• **Stated task**: Scan the entries below and extract each line with the word "image" in it.
** START Exercise material **
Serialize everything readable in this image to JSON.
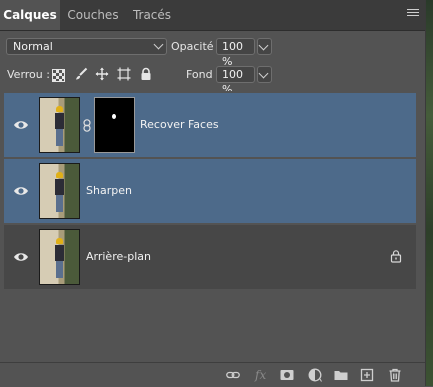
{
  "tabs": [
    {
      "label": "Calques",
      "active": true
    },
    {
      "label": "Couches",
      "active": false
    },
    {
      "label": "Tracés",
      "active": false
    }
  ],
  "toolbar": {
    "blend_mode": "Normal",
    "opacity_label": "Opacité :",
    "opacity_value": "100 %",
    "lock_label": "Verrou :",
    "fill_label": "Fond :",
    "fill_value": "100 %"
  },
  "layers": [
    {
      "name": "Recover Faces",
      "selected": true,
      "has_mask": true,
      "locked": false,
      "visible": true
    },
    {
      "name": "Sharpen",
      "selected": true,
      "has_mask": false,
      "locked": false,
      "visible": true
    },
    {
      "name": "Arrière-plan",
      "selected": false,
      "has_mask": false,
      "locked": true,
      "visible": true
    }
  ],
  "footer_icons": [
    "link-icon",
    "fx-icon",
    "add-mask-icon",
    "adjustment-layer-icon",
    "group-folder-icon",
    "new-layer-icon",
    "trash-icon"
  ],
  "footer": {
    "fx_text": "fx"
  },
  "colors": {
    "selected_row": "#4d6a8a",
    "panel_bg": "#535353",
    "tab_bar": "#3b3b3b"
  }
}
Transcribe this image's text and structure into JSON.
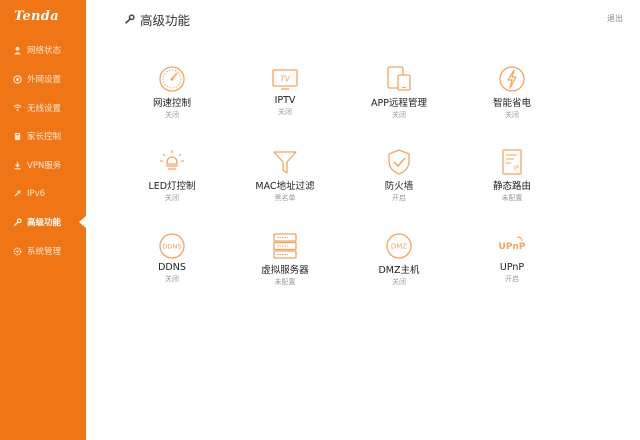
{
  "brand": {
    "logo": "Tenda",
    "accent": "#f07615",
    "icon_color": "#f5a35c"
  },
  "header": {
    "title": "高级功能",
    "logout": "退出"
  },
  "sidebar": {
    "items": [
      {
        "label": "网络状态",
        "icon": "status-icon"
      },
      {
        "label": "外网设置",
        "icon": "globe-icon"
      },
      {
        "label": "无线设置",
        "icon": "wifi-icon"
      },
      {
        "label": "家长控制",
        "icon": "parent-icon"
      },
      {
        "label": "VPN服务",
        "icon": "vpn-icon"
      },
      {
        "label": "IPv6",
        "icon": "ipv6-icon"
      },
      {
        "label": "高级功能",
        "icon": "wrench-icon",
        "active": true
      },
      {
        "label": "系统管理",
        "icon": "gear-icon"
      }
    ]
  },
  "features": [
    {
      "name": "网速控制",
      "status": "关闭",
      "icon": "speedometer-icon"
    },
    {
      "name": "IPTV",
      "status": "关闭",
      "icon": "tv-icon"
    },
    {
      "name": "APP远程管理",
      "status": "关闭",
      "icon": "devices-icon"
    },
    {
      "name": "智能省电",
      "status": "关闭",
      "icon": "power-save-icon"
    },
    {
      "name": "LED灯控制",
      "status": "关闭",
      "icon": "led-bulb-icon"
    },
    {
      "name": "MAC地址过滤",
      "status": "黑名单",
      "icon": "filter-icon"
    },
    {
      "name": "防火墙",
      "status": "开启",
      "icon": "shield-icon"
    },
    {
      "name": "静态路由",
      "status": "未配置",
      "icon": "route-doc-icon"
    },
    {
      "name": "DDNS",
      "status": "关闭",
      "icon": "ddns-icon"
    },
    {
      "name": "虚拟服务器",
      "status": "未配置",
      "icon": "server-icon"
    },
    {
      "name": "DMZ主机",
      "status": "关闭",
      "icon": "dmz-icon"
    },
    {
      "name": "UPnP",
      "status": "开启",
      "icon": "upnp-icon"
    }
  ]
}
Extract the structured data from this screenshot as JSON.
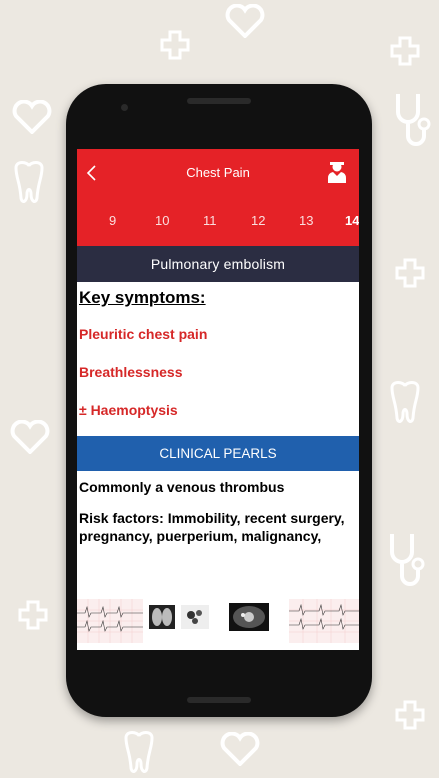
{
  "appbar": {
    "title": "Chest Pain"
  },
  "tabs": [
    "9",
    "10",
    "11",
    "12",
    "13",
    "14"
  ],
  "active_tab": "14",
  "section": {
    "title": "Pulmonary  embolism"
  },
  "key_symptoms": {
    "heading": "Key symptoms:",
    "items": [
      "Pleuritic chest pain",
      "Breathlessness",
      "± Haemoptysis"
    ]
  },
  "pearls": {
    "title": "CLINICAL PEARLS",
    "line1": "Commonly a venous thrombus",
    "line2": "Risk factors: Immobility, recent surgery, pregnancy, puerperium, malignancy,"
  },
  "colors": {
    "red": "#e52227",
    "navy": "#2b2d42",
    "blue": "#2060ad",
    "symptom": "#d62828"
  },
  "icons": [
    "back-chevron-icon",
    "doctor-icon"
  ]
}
** END Exercise material **
• **Correct response**:
Serialize everything readable in this image to JSON.
Transcribe this image's text and structure into JSON.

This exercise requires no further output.